Stated task → The listing below must be repeated word for word, with its images excluded.

Figure record listings →

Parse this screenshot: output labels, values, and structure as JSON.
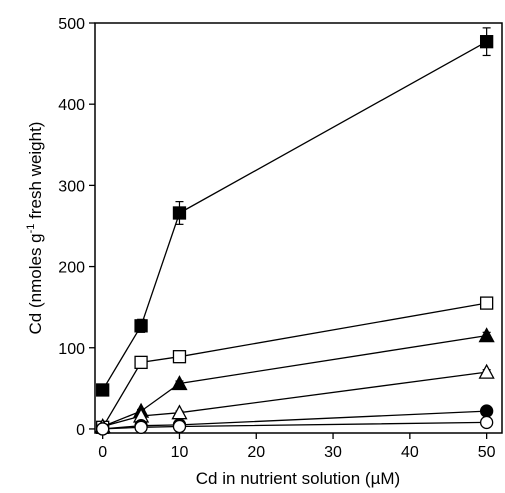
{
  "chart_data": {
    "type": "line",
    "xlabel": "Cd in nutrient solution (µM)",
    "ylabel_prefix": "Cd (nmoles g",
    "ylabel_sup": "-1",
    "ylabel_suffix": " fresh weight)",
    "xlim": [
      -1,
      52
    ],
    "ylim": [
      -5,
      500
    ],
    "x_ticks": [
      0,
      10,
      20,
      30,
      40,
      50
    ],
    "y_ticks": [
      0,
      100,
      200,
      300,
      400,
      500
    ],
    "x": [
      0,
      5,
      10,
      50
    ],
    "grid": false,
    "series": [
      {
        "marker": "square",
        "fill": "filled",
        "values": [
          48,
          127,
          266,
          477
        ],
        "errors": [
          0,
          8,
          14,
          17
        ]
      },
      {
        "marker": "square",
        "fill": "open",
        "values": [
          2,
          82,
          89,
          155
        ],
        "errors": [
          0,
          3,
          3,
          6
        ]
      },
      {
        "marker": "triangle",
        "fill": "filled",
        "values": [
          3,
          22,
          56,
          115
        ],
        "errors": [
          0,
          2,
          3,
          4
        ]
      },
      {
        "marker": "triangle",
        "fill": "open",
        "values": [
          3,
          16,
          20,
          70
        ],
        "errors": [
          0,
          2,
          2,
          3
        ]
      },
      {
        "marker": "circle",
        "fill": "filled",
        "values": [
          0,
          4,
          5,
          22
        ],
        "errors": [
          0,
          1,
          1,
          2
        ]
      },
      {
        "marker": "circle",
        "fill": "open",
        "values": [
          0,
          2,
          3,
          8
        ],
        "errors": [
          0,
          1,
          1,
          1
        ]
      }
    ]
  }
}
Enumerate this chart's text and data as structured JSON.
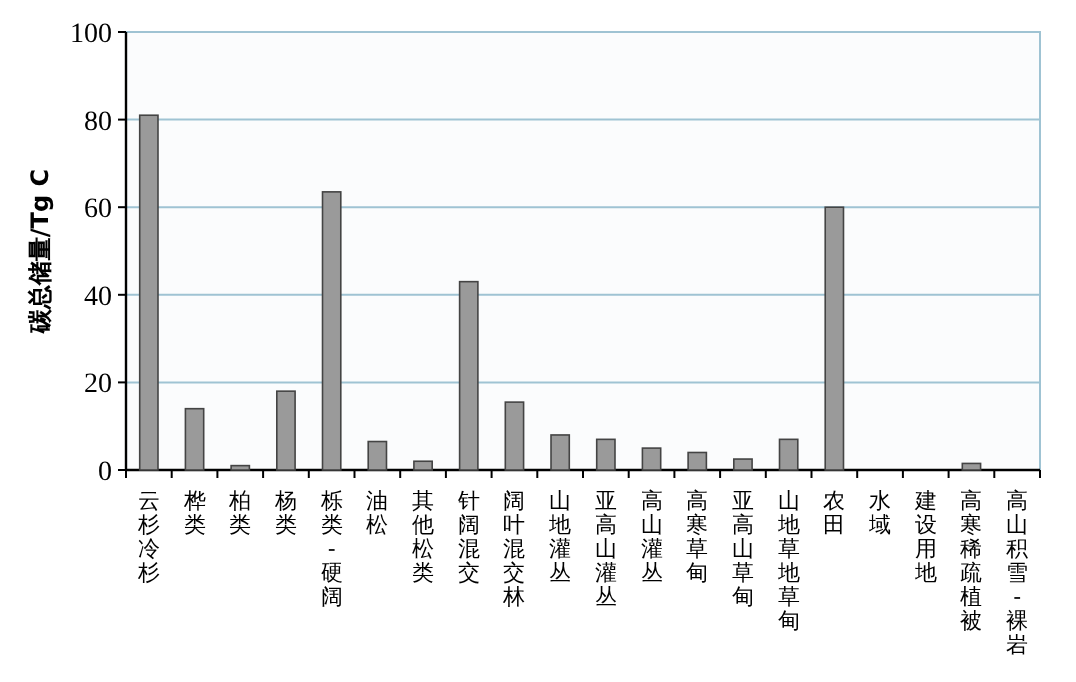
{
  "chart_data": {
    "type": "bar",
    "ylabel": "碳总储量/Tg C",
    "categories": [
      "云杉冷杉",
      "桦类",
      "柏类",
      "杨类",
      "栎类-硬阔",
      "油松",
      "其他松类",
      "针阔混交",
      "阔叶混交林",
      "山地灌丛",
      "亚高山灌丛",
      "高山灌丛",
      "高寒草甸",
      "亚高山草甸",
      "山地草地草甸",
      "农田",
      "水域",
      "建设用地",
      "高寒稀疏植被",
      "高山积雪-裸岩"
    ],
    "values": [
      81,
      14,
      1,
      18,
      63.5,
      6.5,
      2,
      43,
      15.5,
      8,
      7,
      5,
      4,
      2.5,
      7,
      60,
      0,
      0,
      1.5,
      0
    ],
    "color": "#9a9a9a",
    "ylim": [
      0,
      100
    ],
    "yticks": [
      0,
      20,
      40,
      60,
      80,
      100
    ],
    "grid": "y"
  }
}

Solution to the exercise →
Parse this screenshot: output labels, values, and structure as JSON.
{
  "chart_data": {
    "type": "line",
    "xlabel": "Cd in nutrient solution (µM)",
    "ylabel_prefix": "Cd (nmoles g",
    "ylabel_sup": "-1",
    "ylabel_suffix": " fresh weight)",
    "xlim": [
      -1,
      52
    ],
    "ylim": [
      -5,
      500
    ],
    "x_ticks": [
      0,
      10,
      20,
      30,
      40,
      50
    ],
    "y_ticks": [
      0,
      100,
      200,
      300,
      400,
      500
    ],
    "x": [
      0,
      5,
      10,
      50
    ],
    "grid": false,
    "series": [
      {
        "marker": "square",
        "fill": "filled",
        "values": [
          48,
          127,
          266,
          477
        ],
        "errors": [
          0,
          8,
          14,
          17
        ]
      },
      {
        "marker": "square",
        "fill": "open",
        "values": [
          2,
          82,
          89,
          155
        ],
        "errors": [
          0,
          3,
          3,
          6
        ]
      },
      {
        "marker": "triangle",
        "fill": "filled",
        "values": [
          3,
          22,
          56,
          115
        ],
        "errors": [
          0,
          2,
          3,
          4
        ]
      },
      {
        "marker": "triangle",
        "fill": "open",
        "values": [
          3,
          16,
          20,
          70
        ],
        "errors": [
          0,
          2,
          2,
          3
        ]
      },
      {
        "marker": "circle",
        "fill": "filled",
        "values": [
          0,
          4,
          5,
          22
        ],
        "errors": [
          0,
          1,
          1,
          2
        ]
      },
      {
        "marker": "circle",
        "fill": "open",
        "values": [
          0,
          2,
          3,
          8
        ],
        "errors": [
          0,
          1,
          1,
          1
        ]
      }
    ]
  }
}
Enumerate this chart's text and data as structured JSON.
{
  "chart_data": {
    "type": "bar",
    "ylabel": "碳总储量/Tg C",
    "categories": [
      "云杉冷杉",
      "桦类",
      "柏类",
      "杨类",
      "栎类-硬阔",
      "油松",
      "其他松类",
      "针阔混交",
      "阔叶混交林",
      "山地灌丛",
      "亚高山灌丛",
      "高山灌丛",
      "高寒草甸",
      "亚高山草甸",
      "山地草地草甸",
      "农田",
      "水域",
      "建设用地",
      "高寒稀疏植被",
      "高山积雪-裸岩"
    ],
    "values": [
      81,
      14,
      1,
      18,
      63.5,
      6.5,
      2,
      43,
      15.5,
      8,
      7,
      5,
      4,
      2.5,
      7,
      60,
      0,
      0,
      1.5,
      0
    ],
    "color": "#9a9a9a",
    "ylim": [
      0,
      100
    ],
    "yticks": [
      0,
      20,
      40,
      60,
      80,
      100
    ],
    "grid": "y"
  }
}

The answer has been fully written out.